Exercise ▸
Retype each record shown below, leaving every character as it is.

Collected data:
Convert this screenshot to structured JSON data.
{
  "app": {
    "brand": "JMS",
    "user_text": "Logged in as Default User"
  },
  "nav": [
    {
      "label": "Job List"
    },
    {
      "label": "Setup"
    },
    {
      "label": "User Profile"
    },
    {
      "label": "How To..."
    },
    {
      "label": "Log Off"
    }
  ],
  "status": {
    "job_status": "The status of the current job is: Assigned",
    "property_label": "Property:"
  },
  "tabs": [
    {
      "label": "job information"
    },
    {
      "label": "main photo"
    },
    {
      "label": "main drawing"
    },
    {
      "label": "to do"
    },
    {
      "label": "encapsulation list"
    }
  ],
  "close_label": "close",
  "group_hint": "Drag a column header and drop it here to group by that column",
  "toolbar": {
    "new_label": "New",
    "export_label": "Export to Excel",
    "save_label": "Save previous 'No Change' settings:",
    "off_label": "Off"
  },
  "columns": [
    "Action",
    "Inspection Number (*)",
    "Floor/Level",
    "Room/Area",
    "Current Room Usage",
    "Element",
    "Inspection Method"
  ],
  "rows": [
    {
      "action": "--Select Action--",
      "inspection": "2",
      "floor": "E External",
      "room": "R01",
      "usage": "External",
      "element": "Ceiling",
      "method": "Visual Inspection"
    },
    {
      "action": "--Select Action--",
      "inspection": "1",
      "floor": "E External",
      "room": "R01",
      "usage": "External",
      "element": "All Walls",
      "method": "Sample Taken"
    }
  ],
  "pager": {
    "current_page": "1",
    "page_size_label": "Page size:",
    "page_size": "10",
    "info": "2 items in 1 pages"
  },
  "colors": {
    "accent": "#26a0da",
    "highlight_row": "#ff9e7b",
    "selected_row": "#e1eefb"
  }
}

Response below ▸
Convert this screenshot to structured JSON data.
{
  "app": {
    "brand": "JMS",
    "user_text": "Logged in as Default User"
  },
  "nav": [
    {
      "label": "Job List"
    },
    {
      "label": "Setup"
    },
    {
      "label": "User Profile"
    },
    {
      "label": "How To..."
    },
    {
      "label": "Log Off"
    }
  ],
  "status": {
    "job_status": "The status of the current job is: Assigned",
    "property_label": "Property:"
  },
  "tabs": [
    {
      "label": "job information"
    },
    {
      "label": "main photo"
    },
    {
      "label": "main drawing"
    },
    {
      "label": "to do"
    },
    {
      "label": "encapsulation list"
    }
  ],
  "close_label": "close",
  "group_hint": "Drag a column header and drop it here to group by that column",
  "toolbar": {
    "new_label": "New",
    "export_label": "Export to Excel",
    "save_label": "Save previous 'No Change' settings:",
    "off_label": "Off"
  },
  "columns": [
    "Action",
    "Inspection Number (*)",
    "Floor/Level",
    "Room/Area",
    "Current Room Usage",
    "Element",
    "Inspection Method"
  ],
  "rows": [
    {
      "action": "--Select Action--",
      "inspection": "2",
      "floor": "E External",
      "room": "R01",
      "usage": "External",
      "element": "Ceiling",
      "method": "Visual Inspection"
    },
    {
      "action": "--Select Action--",
      "inspection": "1",
      "floor": "E External",
      "room": "R01",
      "usage": "External",
      "element": "All Walls",
      "method": "Sample Taken"
    }
  ],
  "pager": {
    "current_page": "1",
    "page_size_label": "Page size:",
    "page_size": "10",
    "info": "2 items in 1 pages"
  },
  "colors": {
    "accent": "#26a0da",
    "highlight_row": "#ff9e7b",
    "selected_row": "#e1eefb"
  }
}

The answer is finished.